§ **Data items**
-- START --
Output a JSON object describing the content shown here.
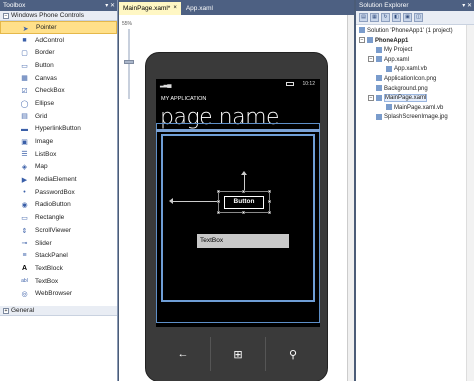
{
  "toolbox": {
    "title": "Toolbox",
    "group_label": "Windows Phone Controls",
    "items": [
      {
        "label": "Pointer",
        "icon": "pointer-icon"
      },
      {
        "label": "AdControl",
        "icon": "adcontrol-icon"
      },
      {
        "label": "Border",
        "icon": "border-icon"
      },
      {
        "label": "Button",
        "icon": "button-icon"
      },
      {
        "label": "Canvas",
        "icon": "canvas-icon"
      },
      {
        "label": "CheckBox",
        "icon": "checkbox-icon"
      },
      {
        "label": "Ellipse",
        "icon": "ellipse-icon"
      },
      {
        "label": "Grid",
        "icon": "grid-icon"
      },
      {
        "label": "HyperlinkButton",
        "icon": "hyperlink-icon"
      },
      {
        "label": "Image",
        "icon": "image-icon"
      },
      {
        "label": "ListBox",
        "icon": "listbox-icon"
      },
      {
        "label": "Map",
        "icon": "map-icon"
      },
      {
        "label": "MediaElement",
        "icon": "media-icon"
      },
      {
        "label": "PasswordBox",
        "icon": "password-icon"
      },
      {
        "label": "RadioButton",
        "icon": "radio-icon"
      },
      {
        "label": "Rectangle",
        "icon": "rectangle-icon"
      },
      {
        "label": "ScrollViewer",
        "icon": "scrollviewer-icon"
      },
      {
        "label": "Slider",
        "icon": "slider-icon"
      },
      {
        "label": "StackPanel",
        "icon": "stackpanel-icon"
      },
      {
        "label": "TextBlock",
        "icon": "textblock-icon"
      },
      {
        "label": "TextBox",
        "icon": "textbox-icon"
      },
      {
        "label": "WebBrowser",
        "icon": "webbrowser-icon"
      }
    ],
    "general_label": "General"
  },
  "tabs": [
    {
      "label": "MainPage.xaml*",
      "close": "×"
    },
    {
      "label": "App.xaml"
    }
  ],
  "zoom_label": "55%",
  "phone": {
    "time": "10:12",
    "app_title": "MY APPLICATION",
    "page_title": "page name",
    "button_label": "Button",
    "textbox_label": "TextBox"
  },
  "solution_explorer": {
    "title": "Solution Explorer",
    "items": [
      {
        "label": "Solution 'PhoneApp1' (1 project)",
        "level": 0
      },
      {
        "label": "PhoneApp1",
        "level": 0,
        "bold": true
      },
      {
        "label": "My Project",
        "level": 1
      },
      {
        "label": "App.xaml",
        "level": 1
      },
      {
        "label": "App.xaml.vb",
        "level": 2
      },
      {
        "label": "ApplicationIcon.png",
        "level": 1
      },
      {
        "label": "Background.png",
        "level": 1
      },
      {
        "label": "MainPage.xaml",
        "level": 1
      },
      {
        "label": "MainPage.xaml.vb",
        "level": 2
      },
      {
        "label": "SplashScreenImage.jpg",
        "level": 1
      }
    ]
  },
  "colors": {
    "title_bar": "#4d6082",
    "selection": "#ffe08a",
    "phone_accent": "#6f9ed6"
  }
}
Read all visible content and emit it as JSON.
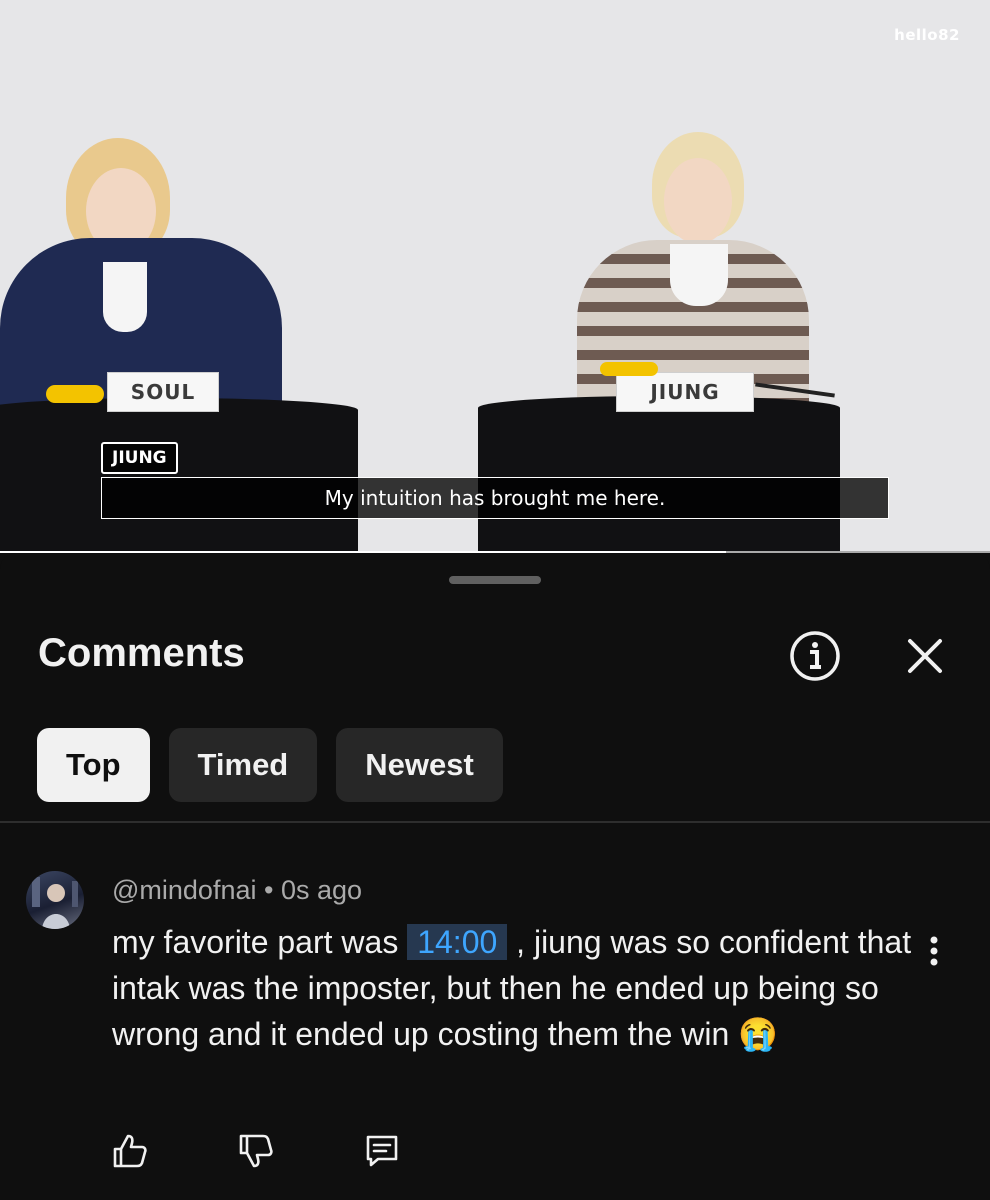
{
  "video": {
    "watermark": "hello82",
    "nameplate_left": "SOUL",
    "nameplate_right": "JIUNG",
    "speaker_tag": "JIUNG",
    "subtitle": "My intuition has brought me here.",
    "progress_fraction": 0.733
  },
  "comments_panel": {
    "title": "Comments",
    "info_icon": "info-circle-icon",
    "close_icon": "close-icon",
    "sort_chips": [
      {
        "label": "Top",
        "active": true
      },
      {
        "label": "Timed",
        "active": false
      },
      {
        "label": "Newest",
        "active": false
      }
    ]
  },
  "comment": {
    "author": "@mindofnai",
    "separator": "•",
    "time": "0s ago",
    "text_before": "my favorite part was ",
    "timestamp": "14:00",
    "text_after": " , jiung was so confident that intak was the imposter, but then he ended up being so wrong and it ended up costing them the win",
    "emoji": "😭",
    "more_icon": "more-vertical-icon",
    "actions": [
      "like-icon",
      "dislike-icon",
      "reply-icon"
    ]
  },
  "colors": {
    "background": "#0f0f0f",
    "chip_active": "#f1f1f1",
    "chip_inactive": "#272727",
    "timestamp_link": "#3ea6ff",
    "timestamp_bg": "#263850"
  }
}
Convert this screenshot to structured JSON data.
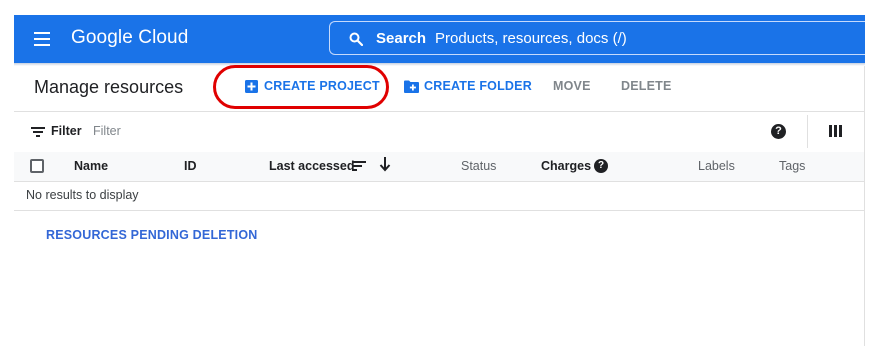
{
  "header": {
    "brand": "Google Cloud",
    "search": {
      "label": "Search",
      "hint": "Products, resources, docs (/)"
    }
  },
  "page": {
    "title": "Manage resources",
    "actions": {
      "create_project": "CREATE PROJECT",
      "create_folder": "CREATE FOLDER",
      "move": "MOVE",
      "delete": "DELETE"
    }
  },
  "filter": {
    "label": "Filter",
    "placeholder": "Filter"
  },
  "table": {
    "columns": {
      "name": "Name",
      "id": "ID",
      "last_accessed": "Last accessed",
      "status": "Status",
      "charges": "Charges",
      "labels": "Labels",
      "tags": "Tags"
    },
    "empty_message": "No results to display"
  },
  "pending_link": "RESOURCES PENDING DELETION",
  "colors": {
    "brand_blue": "#1a73e8",
    "highlight_ring": "#e00000",
    "link_blue": "#3367d6"
  },
  "icons": [
    "menu-icon",
    "search-icon",
    "add-box-icon",
    "new-folder-icon",
    "filter-icon",
    "help-icon",
    "view-columns-icon",
    "sort-icon",
    "arrow-down-icon"
  ]
}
-- END --
§ **DIRECTION**
The pictures in the entries should be left out; output everything else exactly.

§ **WRITTEN REPLY**
Output a JSON object describing the content shown here.
{
  "toolbox": {
    "title": "Toolbox",
    "group_label": "Windows Phone Controls",
    "items": [
      {
        "label": "Pointer",
        "icon": "pointer-icon"
      },
      {
        "label": "AdControl",
        "icon": "adcontrol-icon"
      },
      {
        "label": "Border",
        "icon": "border-icon"
      },
      {
        "label": "Button",
        "icon": "button-icon"
      },
      {
        "label": "Canvas",
        "icon": "canvas-icon"
      },
      {
        "label": "CheckBox",
        "icon": "checkbox-icon"
      },
      {
        "label": "Ellipse",
        "icon": "ellipse-icon"
      },
      {
        "label": "Grid",
        "icon": "grid-icon"
      },
      {
        "label": "HyperlinkButton",
        "icon": "hyperlink-icon"
      },
      {
        "label": "Image",
        "icon": "image-icon"
      },
      {
        "label": "ListBox",
        "icon": "listbox-icon"
      },
      {
        "label": "Map",
        "icon": "map-icon"
      },
      {
        "label": "MediaElement",
        "icon": "media-icon"
      },
      {
        "label": "PasswordBox",
        "icon": "password-icon"
      },
      {
        "label": "RadioButton",
        "icon": "radio-icon"
      },
      {
        "label": "Rectangle",
        "icon": "rectangle-icon"
      },
      {
        "label": "ScrollViewer",
        "icon": "scrollviewer-icon"
      },
      {
        "label": "Slider",
        "icon": "slider-icon"
      },
      {
        "label": "StackPanel",
        "icon": "stackpanel-icon"
      },
      {
        "label": "TextBlock",
        "icon": "textblock-icon"
      },
      {
        "label": "TextBox",
        "icon": "textbox-icon"
      },
      {
        "label": "WebBrowser",
        "icon": "webbrowser-icon"
      }
    ],
    "general_label": "General"
  },
  "tabs": [
    {
      "label": "MainPage.xaml*",
      "close": "×"
    },
    {
      "label": "App.xaml"
    }
  ],
  "zoom_label": "55%",
  "phone": {
    "time": "10:12",
    "app_title": "MY APPLICATION",
    "page_title": "page name",
    "button_label": "Button",
    "textbox_label": "TextBox"
  },
  "solution_explorer": {
    "title": "Solution Explorer",
    "items": [
      {
        "label": "Solution 'PhoneApp1' (1 project)",
        "level": 0
      },
      {
        "label": "PhoneApp1",
        "level": 0,
        "bold": true
      },
      {
        "label": "My Project",
        "level": 1
      },
      {
        "label": "App.xaml",
        "level": 1
      },
      {
        "label": "App.xaml.vb",
        "level": 2
      },
      {
        "label": "ApplicationIcon.png",
        "level": 1
      },
      {
        "label": "Background.png",
        "level": 1
      },
      {
        "label": "MainPage.xaml",
        "level": 1
      },
      {
        "label": "MainPage.xaml.vb",
        "level": 2
      },
      {
        "label": "SplashScreenImage.jpg",
        "level": 1
      }
    ]
  },
  "colors": {
    "title_bar": "#4d6082",
    "selection": "#ffe08a",
    "phone_accent": "#6f9ed6"
  }
}
Read all visible content and emit it as JSON.
{
  "video": {
    "watermark": "hello82",
    "nameplate_left": "SOUL",
    "nameplate_right": "JIUNG",
    "speaker_tag": "JIUNG",
    "subtitle": "My intuition has brought me here.",
    "progress_fraction": 0.733
  },
  "comments_panel": {
    "title": "Comments",
    "info_icon": "info-circle-icon",
    "close_icon": "close-icon",
    "sort_chips": [
      {
        "label": "Top",
        "active": true
      },
      {
        "label": "Timed",
        "active": false
      },
      {
        "label": "Newest",
        "active": false
      }
    ]
  },
  "comment": {
    "author": "@mindofnai",
    "separator": "•",
    "time": "0s ago",
    "text_before": "my favorite part was ",
    "timestamp": "14:00",
    "text_after": " , jiung was so confident that intak was the imposter, but then he ended up being so wrong and it ended up costing them the win",
    "emoji": "😭",
    "more_icon": "more-vertical-icon",
    "actions": [
      "like-icon",
      "dislike-icon",
      "reply-icon"
    ]
  },
  "colors": {
    "background": "#0f0f0f",
    "chip_active": "#f1f1f1",
    "chip_inactive": "#272727",
    "timestamp_link": "#3ea6ff",
    "timestamp_bg": "#263850"
  }
}
Convert this screenshot to structured JSON data.
{
  "header": {
    "brand": "Google Cloud",
    "search": {
      "label": "Search",
      "hint": "Products, resources, docs (/)"
    }
  },
  "page": {
    "title": "Manage resources",
    "actions": {
      "create_project": "CREATE PROJECT",
      "create_folder": "CREATE FOLDER",
      "move": "MOVE",
      "delete": "DELETE"
    }
  },
  "filter": {
    "label": "Filter",
    "placeholder": "Filter"
  },
  "table": {
    "columns": {
      "name": "Name",
      "id": "ID",
      "last_accessed": "Last accessed",
      "status": "Status",
      "charges": "Charges",
      "labels": "Labels",
      "tags": "Tags"
    },
    "empty_message": "No results to display"
  },
  "pending_link": "RESOURCES PENDING DELETION",
  "colors": {
    "brand_blue": "#1a73e8",
    "highlight_ring": "#e00000",
    "link_blue": "#3367d6"
  },
  "icons": [
    "menu-icon",
    "search-icon",
    "add-box-icon",
    "new-folder-icon",
    "filter-icon",
    "help-icon",
    "view-columns-icon",
    "sort-icon",
    "arrow-down-icon"
  ]
}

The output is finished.